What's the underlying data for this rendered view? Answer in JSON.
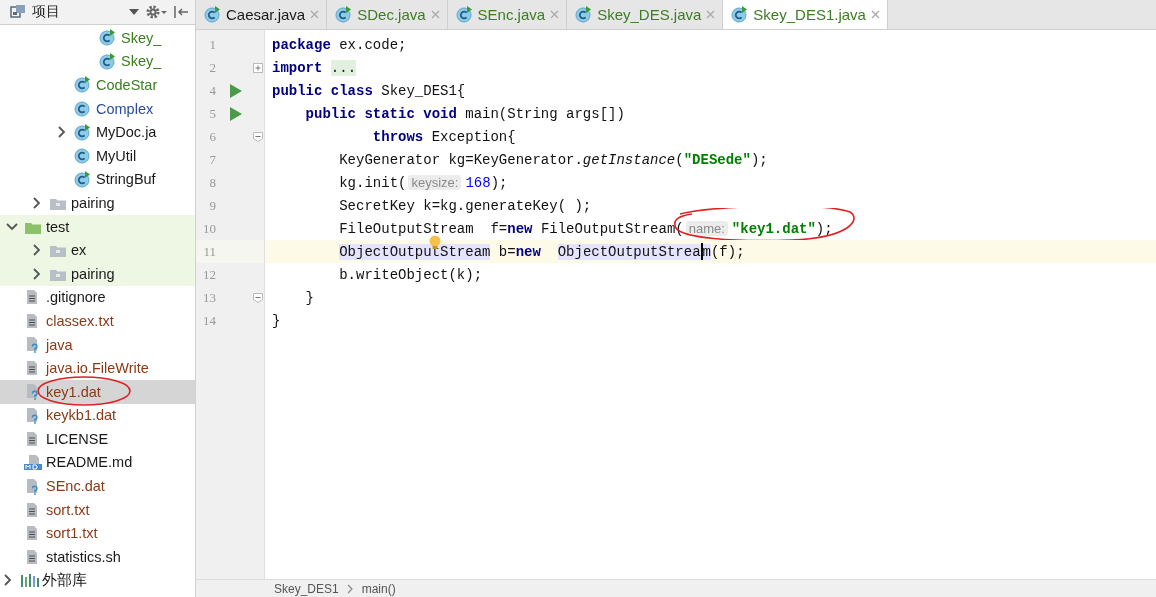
{
  "sidebar": {
    "title": "项目",
    "tree": [
      {
        "children": [
          {
            "children": [
              {
                "children": [
                  {
                    "children": [
                      {
                        "label": "Skey_",
                        "kind": "class",
                        "runnable": true,
                        "color": "#3b7d22",
                        "selected": false
                      },
                      {
                        "label": "Skey_",
                        "kind": "class",
                        "runnable": true,
                        "color": "#3b7d22",
                        "selected": false
                      }
                    ]
                  },
                  {
                    "label": "CodeStar",
                    "kind": "class",
                    "runnable": true,
                    "color": "#3b7d22",
                    "selected": false
                  },
                  {
                    "label": "Complex",
                    "kind": "class",
                    "runnable": false,
                    "color": "#2a4a9c",
                    "selected": false
                  },
                  {
                    "label": "MyDoc.ja",
                    "kind": "class",
                    "runnable": true,
                    "color": "#1a1a1a",
                    "selected": false,
                    "expanded": false
                  },
                  {
                    "label": "MyUtil",
                    "kind": "class",
                    "runnable": false,
                    "color": "#1a1a1a",
                    "selected": false
                  },
                  {
                    "label": "StringBuf",
                    "kind": "class",
                    "runnable": true,
                    "color": "#1a1a1a",
                    "selected": false
                  }
                ]
              },
              {
                "label": "pairing",
                "kind": "folder",
                "color": "#1a1a1a",
                "selected": false,
                "expanded": false
              }
            ]
          },
          {
            "label": "test",
            "kind": "test-folder",
            "color": "#1a1a1a",
            "selected": false,
            "expanded": true,
            "tinted": true,
            "children": [
              {
                "label": "ex",
                "kind": "folder",
                "color": "#1a1a1a",
                "selected": false,
                "expanded": false,
                "tinted": true
              },
              {
                "label": "pairing",
                "kind": "folder",
                "color": "#1a1a1a",
                "selected": false,
                "expanded": false,
                "tinted": true
              }
            ]
          },
          {
            "label": ".gitignore",
            "kind": "file",
            "color": "#1a1a1a",
            "selected": false
          },
          {
            "label": "classex.txt",
            "kind": "file",
            "color": "#8a3a16",
            "selected": false
          },
          {
            "label": "java",
            "kind": "unknown",
            "color": "#8a3a16",
            "selected": false
          },
          {
            "label": "java.io.FileWrite",
            "kind": "file",
            "color": "#8a3a16",
            "selected": false
          },
          {
            "label": "key1.dat",
            "kind": "unknown",
            "color": "#8a3a16",
            "selected": true,
            "circled": true
          },
          {
            "label": "keykb1.dat",
            "kind": "unknown",
            "color": "#8a3a16",
            "selected": false
          },
          {
            "label": "LICENSE",
            "kind": "file",
            "color": "#1a1a1a",
            "selected": false
          },
          {
            "label": "README.md",
            "kind": "markdown",
            "color": "#1a1a1a",
            "selected": false
          },
          {
            "label": "SEnc.dat",
            "kind": "unknown",
            "color": "#8a3a16",
            "selected": false
          },
          {
            "label": "sort.txt",
            "kind": "file",
            "color": "#8a3a16",
            "selected": false
          },
          {
            "label": "sort1.txt",
            "kind": "file",
            "color": "#8a3a16",
            "selected": false
          },
          {
            "label": "statistics.sh",
            "kind": "file",
            "color": "#1a1a1a",
            "selected": false
          }
        ]
      },
      {
        "label": "外部库",
        "kind": "library",
        "color": "#1a1a1a",
        "selected": false,
        "expanded": false
      }
    ]
  },
  "tabs": [
    {
      "label": "Caesar.java",
      "color": "#1a1a1a",
      "selected": false
    },
    {
      "label": "SDec.java",
      "color": "#3b7d22",
      "selected": false
    },
    {
      "label": "SEnc.java",
      "color": "#3b7d22",
      "selected": false
    },
    {
      "label": "Skey_DES.java",
      "color": "#3b7d22",
      "selected": false
    },
    {
      "label": "Skey_DES1.java",
      "color": "#3b7d22",
      "selected": true
    }
  ],
  "editor": {
    "lines": [
      {
        "number": "1",
        "current": false,
        "tokens": [
          {
            "text": "package",
            "kind": "keyword"
          },
          {
            "text": " ex.code;",
            "kind": "plain"
          }
        ]
      },
      {
        "number": "2",
        "current": false,
        "markers": [
          {
            "kind": "fold-expand"
          }
        ],
        "tokens": [
          {
            "text": "import",
            "kind": "keyword"
          },
          {
            "text": " ...",
            "kind": "folded"
          }
        ]
      },
      {
        "number": "4",
        "current": false,
        "markers": [
          {
            "kind": "run"
          }
        ],
        "tokens": [
          {
            "text": "public class",
            "kind": "keyword"
          },
          {
            "text": " Skey_DES1{",
            "kind": "plain"
          }
        ]
      },
      {
        "number": "5",
        "current": false,
        "markers": [
          {
            "kind": "run"
          }
        ],
        "tokens": [
          {
            "text": "    public static void",
            "kind": "keyword"
          },
          {
            "text": " main(String args[])",
            "kind": "plain"
          }
        ]
      },
      {
        "number": "6",
        "current": false,
        "markers": [
          {
            "kind": "fold-collapse"
          }
        ],
        "tokens": [
          {
            "text": "            throws",
            "kind": "keyword"
          },
          {
            "text": " Exception{",
            "kind": "plain"
          }
        ]
      },
      {
        "number": "7",
        "current": false,
        "tokens": [
          {
            "text": "        KeyGenerator kg=KeyGenerator.",
            "kind": "plain"
          },
          {
            "text": "getInstance",
            "kind": "italic"
          },
          {
            "text": "(",
            "kind": "plain"
          },
          {
            "text": "\"DESede\"",
            "kind": "string"
          },
          {
            "text": ");",
            "kind": "plain"
          }
        ]
      },
      {
        "number": "8",
        "current": false,
        "tokens": [
          {
            "text": "        kg.init(",
            "kind": "plain"
          },
          {
            "text": "keysize:",
            "kind": "hint"
          },
          {
            "text": "168",
            "kind": "number"
          },
          {
            "text": ");",
            "kind": "plain"
          }
        ]
      },
      {
        "number": "9",
        "current": false,
        "tokens": [
          {
            "text": "        SecretKey k=kg.generateKey( );",
            "kind": "plain"
          }
        ]
      },
      {
        "number": "10",
        "current": false,
        "tokens": [
          {
            "text": "        FileOutputStream  f=",
            "kind": "plain"
          },
          {
            "text": "new",
            "kind": "keyword"
          },
          {
            "text": " FileOutputStream(",
            "kind": "plain"
          },
          {
            "text": "name:",
            "kind": "hint",
            "circled": true
          },
          {
            "text": "\"key1.dat\"",
            "kind": "string",
            "circled": true
          },
          {
            "text": ");",
            "kind": "plain",
            "circled": true
          }
        ]
      },
      {
        "number": "11",
        "current": true,
        "tokens": [
          {
            "text": "        ObjectOutpu",
            "kind": "match"
          },
          {
            "kind": "bulb"
          },
          {
            "text": "tStream",
            "kind": "match"
          },
          {
            "text": " b=",
            "kind": "plain"
          },
          {
            "text": "new",
            "kind": "keyword"
          },
          {
            "text": "  ObjectOutputStrea",
            "kind": "match"
          },
          {
            "kind": "caret"
          },
          {
            "text": "m",
            "kind": "match"
          },
          {
            "text": "(f);",
            "kind": "plain"
          }
        ]
      },
      {
        "number": "12",
        "current": false,
        "tokens": [
          {
            "text": "        b.writeObject(k);",
            "kind": "plain"
          }
        ]
      },
      {
        "number": "13",
        "current": false,
        "markers": [
          {
            "kind": "fold-collapse"
          }
        ],
        "tokens": [
          {
            "text": "    }",
            "kind": "plain"
          }
        ]
      },
      {
        "number": "14",
        "current": false,
        "tokens": [
          {
            "text": "}",
            "kind": "plain"
          }
        ]
      }
    ]
  },
  "breadcrumb": [
    "Skey_DES1",
    "main()"
  ]
}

▶ _What you are asked to do_: Indicate how many lines of the material contain the string "expanded", giving the number and nothing more.

▶ _Solved problem_: 6